§ **Problem description**:
If a line of the entries below includes the word "Spirochaetes", it counts; state the total and nothing further.

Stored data
--- START ---

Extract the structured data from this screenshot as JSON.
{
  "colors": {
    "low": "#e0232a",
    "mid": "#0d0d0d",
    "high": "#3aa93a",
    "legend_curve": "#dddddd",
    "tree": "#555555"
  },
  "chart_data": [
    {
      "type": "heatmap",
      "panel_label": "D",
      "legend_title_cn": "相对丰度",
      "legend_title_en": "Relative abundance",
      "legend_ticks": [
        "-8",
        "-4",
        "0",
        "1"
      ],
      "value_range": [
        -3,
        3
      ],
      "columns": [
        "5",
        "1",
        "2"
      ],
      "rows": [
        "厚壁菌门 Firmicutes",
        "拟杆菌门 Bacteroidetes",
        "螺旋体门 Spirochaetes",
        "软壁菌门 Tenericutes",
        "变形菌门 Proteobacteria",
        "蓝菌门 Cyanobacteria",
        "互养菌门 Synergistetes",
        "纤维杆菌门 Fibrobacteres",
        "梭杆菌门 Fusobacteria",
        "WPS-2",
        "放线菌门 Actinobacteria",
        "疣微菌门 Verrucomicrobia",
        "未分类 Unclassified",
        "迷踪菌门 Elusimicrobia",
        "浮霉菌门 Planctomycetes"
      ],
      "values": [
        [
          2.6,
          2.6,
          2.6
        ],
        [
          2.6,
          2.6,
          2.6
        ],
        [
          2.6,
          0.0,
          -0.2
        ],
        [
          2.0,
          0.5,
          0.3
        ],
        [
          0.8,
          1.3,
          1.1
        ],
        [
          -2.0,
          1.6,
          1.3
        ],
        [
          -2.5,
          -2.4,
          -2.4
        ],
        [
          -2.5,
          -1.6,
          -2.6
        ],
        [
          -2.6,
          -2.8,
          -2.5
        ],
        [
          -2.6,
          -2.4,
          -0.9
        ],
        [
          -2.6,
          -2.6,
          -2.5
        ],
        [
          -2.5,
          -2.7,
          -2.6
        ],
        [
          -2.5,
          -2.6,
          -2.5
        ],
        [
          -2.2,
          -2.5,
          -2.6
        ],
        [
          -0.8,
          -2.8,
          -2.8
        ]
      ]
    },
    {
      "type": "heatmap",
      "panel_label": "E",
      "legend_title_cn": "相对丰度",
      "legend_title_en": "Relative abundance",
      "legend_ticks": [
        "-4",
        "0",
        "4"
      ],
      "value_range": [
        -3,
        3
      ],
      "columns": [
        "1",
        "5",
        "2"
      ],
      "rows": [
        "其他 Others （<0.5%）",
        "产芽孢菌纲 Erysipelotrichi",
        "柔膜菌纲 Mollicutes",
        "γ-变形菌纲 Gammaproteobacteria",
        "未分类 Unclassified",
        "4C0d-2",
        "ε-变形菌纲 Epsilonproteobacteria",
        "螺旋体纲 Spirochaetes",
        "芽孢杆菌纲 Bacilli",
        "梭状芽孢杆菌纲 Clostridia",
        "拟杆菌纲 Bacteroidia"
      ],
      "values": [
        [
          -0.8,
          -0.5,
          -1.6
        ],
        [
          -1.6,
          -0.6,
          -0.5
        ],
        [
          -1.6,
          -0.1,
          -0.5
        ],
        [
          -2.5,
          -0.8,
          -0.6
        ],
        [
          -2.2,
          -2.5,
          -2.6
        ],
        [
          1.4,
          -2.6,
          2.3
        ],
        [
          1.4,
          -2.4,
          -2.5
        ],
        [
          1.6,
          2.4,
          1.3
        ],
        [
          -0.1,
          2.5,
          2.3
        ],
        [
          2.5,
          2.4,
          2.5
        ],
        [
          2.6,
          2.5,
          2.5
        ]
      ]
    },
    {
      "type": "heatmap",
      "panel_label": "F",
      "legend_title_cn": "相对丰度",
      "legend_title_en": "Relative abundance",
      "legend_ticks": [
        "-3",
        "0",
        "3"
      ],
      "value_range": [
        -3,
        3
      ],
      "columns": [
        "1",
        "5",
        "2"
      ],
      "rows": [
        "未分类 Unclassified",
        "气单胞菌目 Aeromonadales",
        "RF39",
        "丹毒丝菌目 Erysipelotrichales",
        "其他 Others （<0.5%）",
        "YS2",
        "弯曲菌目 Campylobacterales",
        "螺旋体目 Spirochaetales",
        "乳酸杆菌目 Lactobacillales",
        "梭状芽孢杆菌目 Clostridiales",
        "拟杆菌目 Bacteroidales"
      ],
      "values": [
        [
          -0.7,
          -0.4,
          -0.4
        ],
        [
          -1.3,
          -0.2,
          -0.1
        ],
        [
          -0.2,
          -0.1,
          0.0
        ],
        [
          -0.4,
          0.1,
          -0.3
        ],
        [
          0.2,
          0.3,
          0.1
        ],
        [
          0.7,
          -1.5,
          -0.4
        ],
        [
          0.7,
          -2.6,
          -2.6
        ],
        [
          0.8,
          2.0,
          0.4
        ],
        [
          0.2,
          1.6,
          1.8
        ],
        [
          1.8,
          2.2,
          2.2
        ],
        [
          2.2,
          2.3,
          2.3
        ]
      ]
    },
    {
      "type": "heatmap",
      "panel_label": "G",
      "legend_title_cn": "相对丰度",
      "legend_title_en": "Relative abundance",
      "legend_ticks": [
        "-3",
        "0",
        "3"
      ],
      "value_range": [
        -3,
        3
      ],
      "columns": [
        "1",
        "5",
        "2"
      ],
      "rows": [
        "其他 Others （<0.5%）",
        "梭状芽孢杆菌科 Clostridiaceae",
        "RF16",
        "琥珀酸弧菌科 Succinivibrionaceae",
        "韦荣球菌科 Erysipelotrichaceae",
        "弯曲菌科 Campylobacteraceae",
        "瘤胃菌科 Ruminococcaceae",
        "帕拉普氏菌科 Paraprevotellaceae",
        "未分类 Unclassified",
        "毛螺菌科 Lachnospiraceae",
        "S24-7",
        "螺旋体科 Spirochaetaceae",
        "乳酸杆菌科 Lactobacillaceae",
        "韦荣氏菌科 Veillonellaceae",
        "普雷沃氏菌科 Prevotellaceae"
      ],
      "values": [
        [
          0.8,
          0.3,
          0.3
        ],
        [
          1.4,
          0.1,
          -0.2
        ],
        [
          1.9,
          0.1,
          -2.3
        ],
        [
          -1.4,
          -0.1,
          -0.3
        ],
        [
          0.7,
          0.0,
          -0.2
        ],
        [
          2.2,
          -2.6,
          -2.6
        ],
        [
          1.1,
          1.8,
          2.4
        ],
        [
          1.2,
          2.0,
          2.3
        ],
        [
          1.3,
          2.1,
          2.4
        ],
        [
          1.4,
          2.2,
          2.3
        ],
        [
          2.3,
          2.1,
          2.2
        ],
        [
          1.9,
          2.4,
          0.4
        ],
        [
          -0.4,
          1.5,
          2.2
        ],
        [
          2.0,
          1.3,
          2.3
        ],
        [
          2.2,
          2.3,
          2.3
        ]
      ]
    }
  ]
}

--- END ---
--- START ---

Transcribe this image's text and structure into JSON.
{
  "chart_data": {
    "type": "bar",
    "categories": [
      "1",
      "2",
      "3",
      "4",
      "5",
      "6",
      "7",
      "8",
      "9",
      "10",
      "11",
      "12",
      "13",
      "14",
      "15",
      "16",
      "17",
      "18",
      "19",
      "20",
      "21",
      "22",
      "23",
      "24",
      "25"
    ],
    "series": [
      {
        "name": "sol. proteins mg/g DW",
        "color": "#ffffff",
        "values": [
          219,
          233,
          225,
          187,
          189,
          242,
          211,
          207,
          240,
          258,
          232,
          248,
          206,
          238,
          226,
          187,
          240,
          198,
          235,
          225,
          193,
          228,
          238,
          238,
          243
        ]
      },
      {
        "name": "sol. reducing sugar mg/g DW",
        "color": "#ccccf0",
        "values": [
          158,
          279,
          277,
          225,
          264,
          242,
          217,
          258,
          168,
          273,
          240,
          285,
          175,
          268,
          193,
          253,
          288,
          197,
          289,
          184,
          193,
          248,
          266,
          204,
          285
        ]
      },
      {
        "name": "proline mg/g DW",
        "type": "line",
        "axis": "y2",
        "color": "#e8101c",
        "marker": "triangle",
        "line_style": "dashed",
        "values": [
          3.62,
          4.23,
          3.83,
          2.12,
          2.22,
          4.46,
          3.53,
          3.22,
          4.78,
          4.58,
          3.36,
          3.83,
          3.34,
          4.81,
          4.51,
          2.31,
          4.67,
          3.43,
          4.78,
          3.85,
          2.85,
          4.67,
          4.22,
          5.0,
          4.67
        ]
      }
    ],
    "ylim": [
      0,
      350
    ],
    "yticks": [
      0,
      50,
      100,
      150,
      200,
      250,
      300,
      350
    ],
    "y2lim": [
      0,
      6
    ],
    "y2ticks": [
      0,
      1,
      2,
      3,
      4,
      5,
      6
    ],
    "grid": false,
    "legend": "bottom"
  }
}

--- END ---

§ **Exercise answer**:
2